→ **RECORDS SUPPLIED**:
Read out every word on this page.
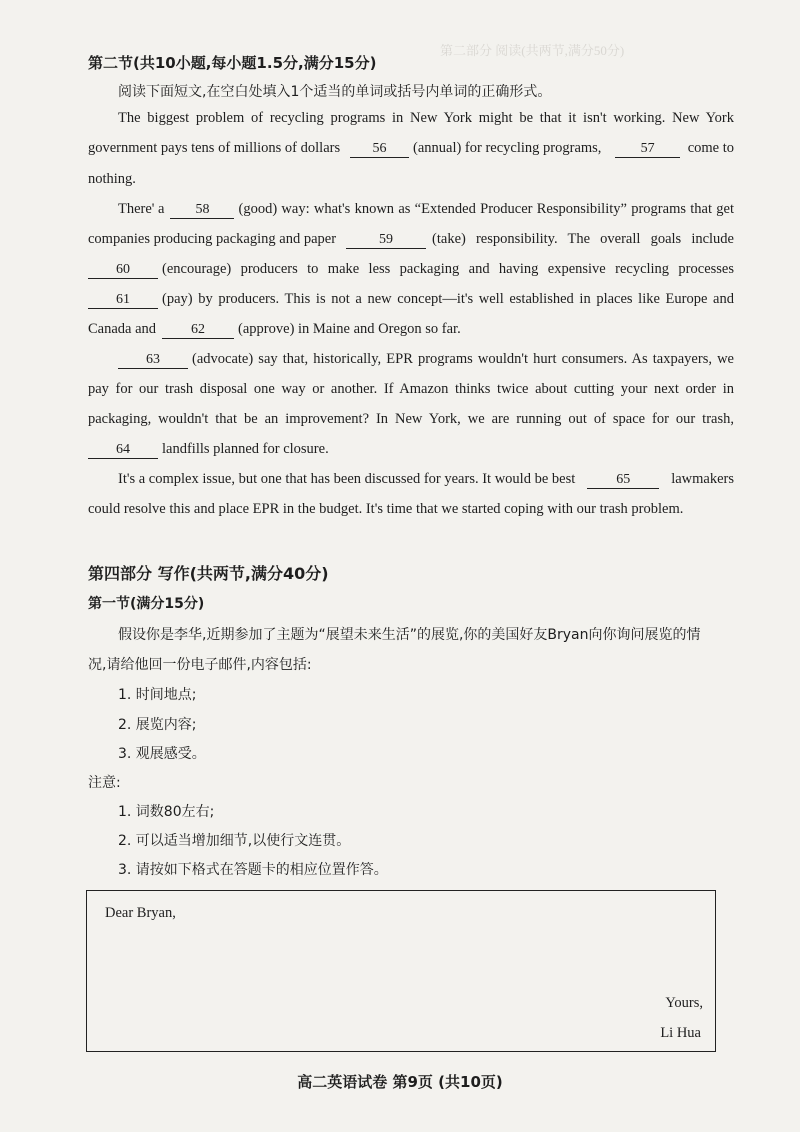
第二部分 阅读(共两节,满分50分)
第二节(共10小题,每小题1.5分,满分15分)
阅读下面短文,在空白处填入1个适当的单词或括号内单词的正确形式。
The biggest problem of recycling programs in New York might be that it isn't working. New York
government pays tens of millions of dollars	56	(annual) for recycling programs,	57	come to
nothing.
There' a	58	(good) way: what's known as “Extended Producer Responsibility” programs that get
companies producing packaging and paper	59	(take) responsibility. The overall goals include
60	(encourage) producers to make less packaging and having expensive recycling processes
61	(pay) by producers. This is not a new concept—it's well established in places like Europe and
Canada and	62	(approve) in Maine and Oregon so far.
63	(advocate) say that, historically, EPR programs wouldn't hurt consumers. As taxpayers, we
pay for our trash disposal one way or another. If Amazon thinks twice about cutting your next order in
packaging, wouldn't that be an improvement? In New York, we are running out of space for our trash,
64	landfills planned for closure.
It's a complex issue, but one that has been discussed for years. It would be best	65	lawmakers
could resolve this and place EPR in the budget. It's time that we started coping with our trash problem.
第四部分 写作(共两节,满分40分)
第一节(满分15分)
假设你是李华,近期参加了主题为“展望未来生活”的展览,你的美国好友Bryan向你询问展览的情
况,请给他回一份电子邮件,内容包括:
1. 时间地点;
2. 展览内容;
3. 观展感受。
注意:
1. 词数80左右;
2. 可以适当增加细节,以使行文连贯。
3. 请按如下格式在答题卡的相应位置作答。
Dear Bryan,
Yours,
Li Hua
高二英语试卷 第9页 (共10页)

→ **DO THIS**:
In the entries above, identify every line with the string "wouldn".

→ **EXERCISE RESULT**:
63	(advocate) say that, historically, EPR programs wouldn't hurt consumers. As taxpayers, we
packaging, wouldn't that be an improvement? In New York, we are running out of space for our trash,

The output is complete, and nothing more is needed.